____ Stored data
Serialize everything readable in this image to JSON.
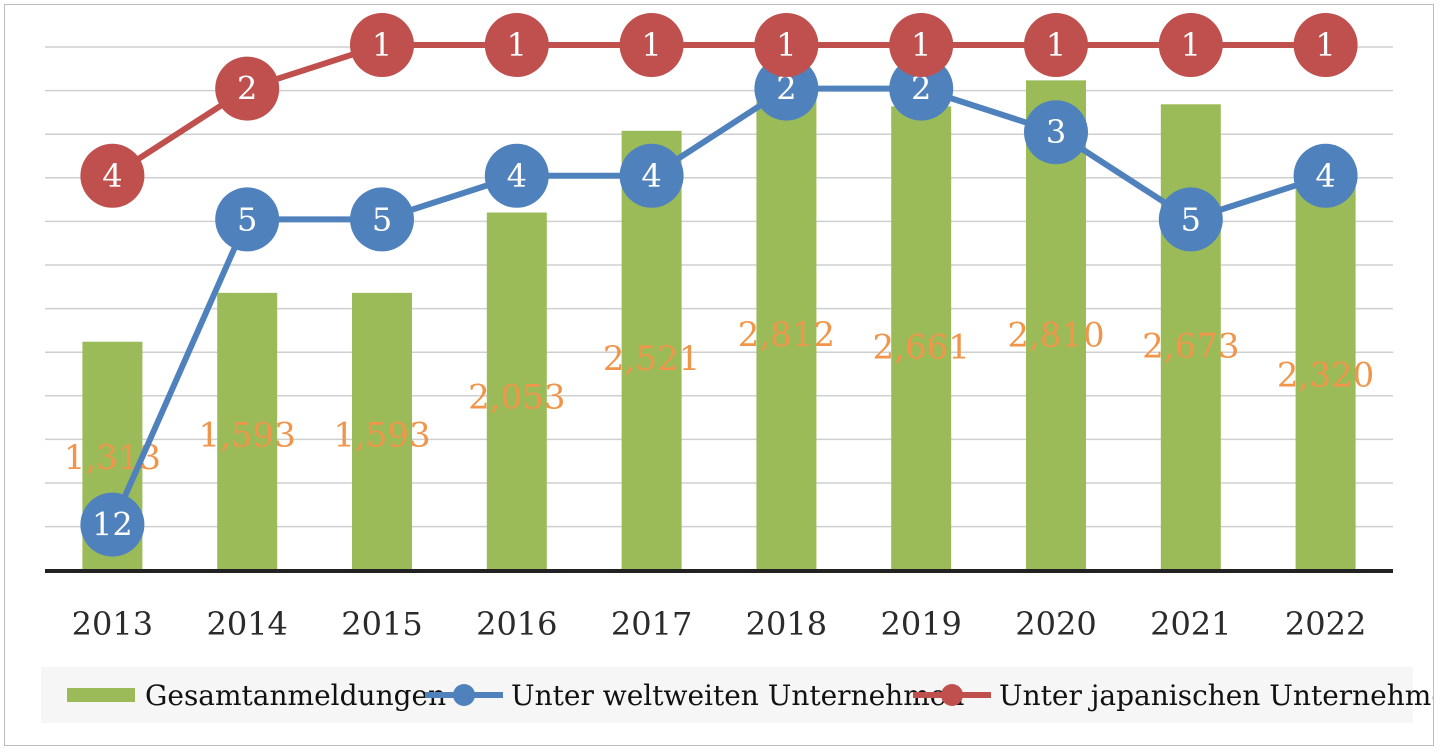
{
  "chart_data": {
    "type": "bar",
    "categories": [
      "2013",
      "2014",
      "2015",
      "2016",
      "2017",
      "2018",
      "2019",
      "2020",
      "2021",
      "2022"
    ],
    "bar_series": {
      "name": "Gesamtanmeldungen",
      "values": [
        1313,
        1593,
        1593,
        2053,
        2521,
        2812,
        2661,
        2810,
        2673,
        2320
      ],
      "labels": [
        "1,313",
        "1,593",
        "1,593",
        "2,053",
        "2,521",
        "2,812",
        "2,661",
        "2,810",
        "2,673",
        "2,320"
      ],
      "color": "#9bbb59",
      "label_color": "#f0954a"
    },
    "line_series": [
      {
        "name": "Unter weltweiten Unternehmen",
        "values": [
          12,
          5,
          5,
          4,
          4,
          2,
          2,
          3,
          5,
          4
        ],
        "color": "#4f81bd"
      },
      {
        "name": "Unter japanischen Unternehmen",
        "values": [
          4,
          2,
          1,
          1,
          1,
          1,
          1,
          1,
          1,
          1
        ],
        "color": "#c0504d"
      }
    ],
    "rank_axis": {
      "reversed": true,
      "min": 1,
      "max": 12
    },
    "grid": true,
    "legend_position": "bottom"
  }
}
________
Aim of the exercise -
Leave the pictures out, and transcribe each of the records exactly.

Solution for this exercise -
Serialize everything readable in this image to JSON.
{
  "chart_data": {
    "type": "bar",
    "categories": [
      "2013",
      "2014",
      "2015",
      "2016",
      "2017",
      "2018",
      "2019",
      "2020",
      "2021",
      "2022"
    ],
    "bar_series": {
      "name": "Gesamtanmeldungen",
      "values": [
        1313,
        1593,
        1593,
        2053,
        2521,
        2812,
        2661,
        2810,
        2673,
        2320
      ],
      "labels": [
        "1,313",
        "1,593",
        "1,593",
        "2,053",
        "2,521",
        "2,812",
        "2,661",
        "2,810",
        "2,673",
        "2,320"
      ],
      "color": "#9bbb59",
      "label_color": "#f0954a"
    },
    "line_series": [
      {
        "name": "Unter weltweiten Unternehmen",
        "values": [
          12,
          5,
          5,
          4,
          4,
          2,
          2,
          3,
          5,
          4
        ],
        "color": "#4f81bd"
      },
      {
        "name": "Unter japanischen Unternehmen",
        "values": [
          4,
          2,
          1,
          1,
          1,
          1,
          1,
          1,
          1,
          1
        ],
        "color": "#c0504d"
      }
    ],
    "rank_axis": {
      "reversed": true,
      "min": 1,
      "max": 12
    },
    "grid": true,
    "legend_position": "bottom"
  }
}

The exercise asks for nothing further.